> Stated task: Give the count of lines containing the string "Bloomberg", with no other output.

> Extracted data:

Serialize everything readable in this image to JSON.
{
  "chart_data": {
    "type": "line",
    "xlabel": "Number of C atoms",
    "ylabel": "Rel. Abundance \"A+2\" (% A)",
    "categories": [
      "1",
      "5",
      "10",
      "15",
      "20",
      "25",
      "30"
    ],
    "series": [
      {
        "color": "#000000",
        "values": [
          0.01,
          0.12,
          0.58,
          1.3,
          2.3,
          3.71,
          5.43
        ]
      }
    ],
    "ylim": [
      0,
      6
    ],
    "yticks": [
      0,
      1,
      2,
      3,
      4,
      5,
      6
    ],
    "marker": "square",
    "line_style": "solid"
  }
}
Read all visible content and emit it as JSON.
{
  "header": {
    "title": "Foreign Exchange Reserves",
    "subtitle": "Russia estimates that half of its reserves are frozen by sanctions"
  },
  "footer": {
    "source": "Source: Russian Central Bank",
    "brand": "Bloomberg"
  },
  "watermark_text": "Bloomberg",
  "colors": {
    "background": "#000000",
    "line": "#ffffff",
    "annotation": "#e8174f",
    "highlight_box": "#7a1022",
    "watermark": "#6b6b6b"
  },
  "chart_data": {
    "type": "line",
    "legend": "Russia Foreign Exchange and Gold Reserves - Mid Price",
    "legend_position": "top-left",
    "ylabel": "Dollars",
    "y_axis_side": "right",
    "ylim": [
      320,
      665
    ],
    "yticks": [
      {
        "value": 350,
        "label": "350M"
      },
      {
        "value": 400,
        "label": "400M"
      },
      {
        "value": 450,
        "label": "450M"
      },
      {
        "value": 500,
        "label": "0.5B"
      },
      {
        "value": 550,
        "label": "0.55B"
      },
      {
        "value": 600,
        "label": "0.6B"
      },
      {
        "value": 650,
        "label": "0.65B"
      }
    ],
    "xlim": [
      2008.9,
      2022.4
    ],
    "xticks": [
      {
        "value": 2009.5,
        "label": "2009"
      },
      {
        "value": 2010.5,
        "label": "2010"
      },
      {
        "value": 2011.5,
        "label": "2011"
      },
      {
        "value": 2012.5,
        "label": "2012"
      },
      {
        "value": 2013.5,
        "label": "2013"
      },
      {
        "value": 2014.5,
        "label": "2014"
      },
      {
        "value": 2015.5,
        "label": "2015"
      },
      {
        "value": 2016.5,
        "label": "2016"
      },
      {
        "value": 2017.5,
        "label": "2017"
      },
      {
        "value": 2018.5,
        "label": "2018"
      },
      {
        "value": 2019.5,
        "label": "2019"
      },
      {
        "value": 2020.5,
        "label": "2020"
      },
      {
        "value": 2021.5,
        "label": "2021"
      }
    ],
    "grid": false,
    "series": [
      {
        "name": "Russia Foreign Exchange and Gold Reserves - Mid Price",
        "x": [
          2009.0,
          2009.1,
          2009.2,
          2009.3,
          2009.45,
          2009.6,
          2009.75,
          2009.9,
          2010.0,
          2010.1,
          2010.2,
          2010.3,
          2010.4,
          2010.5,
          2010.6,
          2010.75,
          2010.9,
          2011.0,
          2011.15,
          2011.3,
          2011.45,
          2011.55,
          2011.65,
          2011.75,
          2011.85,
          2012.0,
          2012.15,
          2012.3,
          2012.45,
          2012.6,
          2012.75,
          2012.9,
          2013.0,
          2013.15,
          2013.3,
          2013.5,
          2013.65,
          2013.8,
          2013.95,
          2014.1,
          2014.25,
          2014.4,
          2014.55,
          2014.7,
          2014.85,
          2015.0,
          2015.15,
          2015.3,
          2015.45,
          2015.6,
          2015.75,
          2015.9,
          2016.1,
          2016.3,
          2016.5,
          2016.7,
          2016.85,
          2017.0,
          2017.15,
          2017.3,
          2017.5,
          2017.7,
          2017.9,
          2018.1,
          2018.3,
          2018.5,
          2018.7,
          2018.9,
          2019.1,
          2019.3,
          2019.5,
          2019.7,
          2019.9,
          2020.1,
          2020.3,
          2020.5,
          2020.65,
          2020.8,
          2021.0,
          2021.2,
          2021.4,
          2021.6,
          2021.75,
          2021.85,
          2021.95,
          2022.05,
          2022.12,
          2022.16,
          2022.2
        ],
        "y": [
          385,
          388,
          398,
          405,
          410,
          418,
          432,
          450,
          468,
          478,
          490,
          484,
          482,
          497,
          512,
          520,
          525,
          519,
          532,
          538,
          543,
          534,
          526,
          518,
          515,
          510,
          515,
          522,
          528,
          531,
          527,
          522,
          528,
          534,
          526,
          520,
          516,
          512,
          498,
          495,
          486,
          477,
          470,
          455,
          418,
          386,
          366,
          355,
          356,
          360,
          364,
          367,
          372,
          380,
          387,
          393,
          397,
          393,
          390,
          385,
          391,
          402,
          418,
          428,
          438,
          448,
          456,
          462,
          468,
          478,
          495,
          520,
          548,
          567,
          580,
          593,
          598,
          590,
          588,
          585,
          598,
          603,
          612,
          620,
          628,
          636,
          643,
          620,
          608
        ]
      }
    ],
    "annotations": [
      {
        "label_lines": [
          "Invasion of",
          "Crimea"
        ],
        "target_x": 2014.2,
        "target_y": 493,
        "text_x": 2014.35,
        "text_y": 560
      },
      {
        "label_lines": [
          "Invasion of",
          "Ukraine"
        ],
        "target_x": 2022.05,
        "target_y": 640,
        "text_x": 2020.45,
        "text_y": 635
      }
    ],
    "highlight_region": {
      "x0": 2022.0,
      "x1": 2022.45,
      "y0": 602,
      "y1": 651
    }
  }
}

> Written answer: 2